### Task to carry out
In the model engine forum thread below, reproduce word for word everything from "Brian, good question." down to "Rupnow (Sep 3, 2012)".

### Excerpt provided
At any rate armed with my new wealth of knowledge, I plunged back into my failed project and finally came up with this jury rigged, but running damned good (in my own over inflated opinion), version. 
Actually, I laughed out loud when it first started.


----------



## Generatorgus (Sep 2, 2012)

And after the rework&#8230;






I have to say it slobbers, hence the carpet. I think I have a bit too much WD in the fuel, but I also run it very rich to keep it slow, and it helps to make it run cooler.
Not a bad runner though. The cooling fins do help and I can run a tank of fuel before it gets too hot, about a half an hour. I&#8217;ve got a plan to help that but I&#8217;ll experiment a bit before I say what.

Now editing: wrong picture, supposed to be a vid, waiting for it to upload to Photobucket. I'll be a few minutes. I hope no one wets themselves in anticipation.

I'd also like to thank: CDI ignitions, Coleman fuel with WD and O-rings.

Another note: O-rings will fail if you get them too hot. If I run a second tank of fuel as soon as it runs out, it usually overheats and ruins the O-ring, although I'm still running the same single O-ring in the Little Bro.

Here is the video I wanted to post.








Now, "To infinity and beyond", on to the Wyvern.


----------



## vcutajar (Sep 2, 2012)

Both of them are fine engines.  Well done.

Vince


----------



## Brian Rupnow (Sep 2, 2012)

Are you running a Viton o-ring or just the plain rubber one?---Nice engine!!!


----------



## Generatorgus (Sep 3, 2012)

Thanks guys.

Brian, good question.  I was wondering the same thing.  I had to go way back in my inbox to find the reciept from McMaster.
I guess in my way of thinking I orderd Buna-N cord stock because it was way cheaper than Viton, although the Viton has a about 100 degrees higher rating (Buna rings in at 252).  I just figured the it wasn't that much difference.  I'm going to order some Viton cordstock, although I won't order 25' like I did the Buna.
Good news is I made about 10 o-rings for Henry and it only takes a couple of minutes to change one.

GUS


----------



## Brian Rupnow (Sep 3, 2012)

Why not just order the finished size o-ring? Thy are dirt cheap and readily available in almost any size.---Brian


----------



## rhitee93 (Sep 3, 2012)

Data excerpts
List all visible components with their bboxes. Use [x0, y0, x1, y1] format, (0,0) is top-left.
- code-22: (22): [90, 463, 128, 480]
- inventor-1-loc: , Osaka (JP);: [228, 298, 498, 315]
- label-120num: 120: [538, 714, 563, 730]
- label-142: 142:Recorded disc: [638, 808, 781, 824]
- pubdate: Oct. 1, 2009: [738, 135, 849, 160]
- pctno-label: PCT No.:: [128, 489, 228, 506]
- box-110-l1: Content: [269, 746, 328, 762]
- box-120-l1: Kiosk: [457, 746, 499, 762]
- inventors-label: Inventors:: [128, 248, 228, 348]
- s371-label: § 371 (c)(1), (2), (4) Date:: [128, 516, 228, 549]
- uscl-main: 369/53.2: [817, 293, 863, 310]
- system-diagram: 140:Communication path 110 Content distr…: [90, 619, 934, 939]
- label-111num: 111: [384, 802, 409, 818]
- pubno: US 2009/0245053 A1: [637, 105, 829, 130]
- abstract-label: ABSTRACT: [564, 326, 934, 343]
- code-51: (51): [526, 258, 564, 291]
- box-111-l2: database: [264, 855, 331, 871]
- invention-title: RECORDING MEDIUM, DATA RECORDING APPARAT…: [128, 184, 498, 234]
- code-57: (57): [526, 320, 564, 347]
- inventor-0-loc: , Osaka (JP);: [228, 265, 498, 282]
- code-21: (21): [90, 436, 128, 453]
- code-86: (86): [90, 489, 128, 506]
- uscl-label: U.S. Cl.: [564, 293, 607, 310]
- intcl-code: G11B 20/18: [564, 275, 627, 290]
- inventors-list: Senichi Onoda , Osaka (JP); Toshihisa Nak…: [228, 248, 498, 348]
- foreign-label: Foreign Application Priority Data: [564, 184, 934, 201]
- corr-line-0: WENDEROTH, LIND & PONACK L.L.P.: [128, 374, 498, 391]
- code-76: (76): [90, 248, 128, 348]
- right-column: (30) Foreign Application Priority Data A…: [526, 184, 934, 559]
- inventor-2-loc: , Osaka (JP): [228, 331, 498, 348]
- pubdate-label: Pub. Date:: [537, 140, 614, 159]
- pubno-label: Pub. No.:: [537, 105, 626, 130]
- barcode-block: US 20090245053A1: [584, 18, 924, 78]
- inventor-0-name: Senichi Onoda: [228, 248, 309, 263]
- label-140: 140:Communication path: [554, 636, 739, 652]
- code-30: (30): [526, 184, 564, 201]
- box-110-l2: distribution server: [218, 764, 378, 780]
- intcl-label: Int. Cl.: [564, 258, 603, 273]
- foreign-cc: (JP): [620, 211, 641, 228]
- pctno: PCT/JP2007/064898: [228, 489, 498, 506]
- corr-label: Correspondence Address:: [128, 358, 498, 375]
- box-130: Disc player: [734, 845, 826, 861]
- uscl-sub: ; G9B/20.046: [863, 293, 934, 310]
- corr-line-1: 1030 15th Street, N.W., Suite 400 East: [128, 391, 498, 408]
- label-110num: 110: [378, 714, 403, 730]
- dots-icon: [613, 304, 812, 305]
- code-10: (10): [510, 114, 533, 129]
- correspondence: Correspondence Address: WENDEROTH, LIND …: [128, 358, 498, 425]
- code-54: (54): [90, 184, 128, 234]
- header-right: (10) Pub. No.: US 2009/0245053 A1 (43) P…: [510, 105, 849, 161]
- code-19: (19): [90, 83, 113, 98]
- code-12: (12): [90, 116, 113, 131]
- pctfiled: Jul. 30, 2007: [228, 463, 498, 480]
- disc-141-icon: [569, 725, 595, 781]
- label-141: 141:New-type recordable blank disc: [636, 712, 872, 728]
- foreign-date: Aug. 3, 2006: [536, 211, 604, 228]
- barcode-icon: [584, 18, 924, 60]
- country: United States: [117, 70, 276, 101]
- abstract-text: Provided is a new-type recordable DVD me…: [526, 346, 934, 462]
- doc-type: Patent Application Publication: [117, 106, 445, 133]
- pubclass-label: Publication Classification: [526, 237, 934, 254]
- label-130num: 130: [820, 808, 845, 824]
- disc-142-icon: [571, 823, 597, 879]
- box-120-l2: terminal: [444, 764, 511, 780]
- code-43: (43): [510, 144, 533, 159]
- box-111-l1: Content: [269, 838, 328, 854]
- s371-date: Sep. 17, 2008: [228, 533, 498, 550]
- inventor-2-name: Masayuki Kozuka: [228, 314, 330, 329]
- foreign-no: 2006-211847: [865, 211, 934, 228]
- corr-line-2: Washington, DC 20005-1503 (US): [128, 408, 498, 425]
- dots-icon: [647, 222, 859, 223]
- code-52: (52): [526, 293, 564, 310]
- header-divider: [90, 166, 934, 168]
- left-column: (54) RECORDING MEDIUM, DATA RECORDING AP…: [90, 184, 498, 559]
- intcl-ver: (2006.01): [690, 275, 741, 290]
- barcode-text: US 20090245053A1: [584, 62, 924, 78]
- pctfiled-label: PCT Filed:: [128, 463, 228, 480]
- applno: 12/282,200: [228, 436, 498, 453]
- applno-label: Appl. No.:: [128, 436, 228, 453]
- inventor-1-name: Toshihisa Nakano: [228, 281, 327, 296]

### Result for this exercise
Brian, good question.  I was wondering the same thing.  I had to go way back in my inbox to find the reciept from McMaster.
I guess in my way of thinking I orderd Buna-N cord stock because it was way cheaper than Viton, although the Viton has a about 100 degrees higher rating (Buna rings in at 252).  I just figured the it wasn't that much difference.  I'm going to order some Viton cordstock, although I won't order 25' like I did the Buna.
Good news is I made about 10 o-rings for Henry and it only takes a couple of minutes to change one.

GUS


----------



## Brian Rupnow (Sep 3, 2012)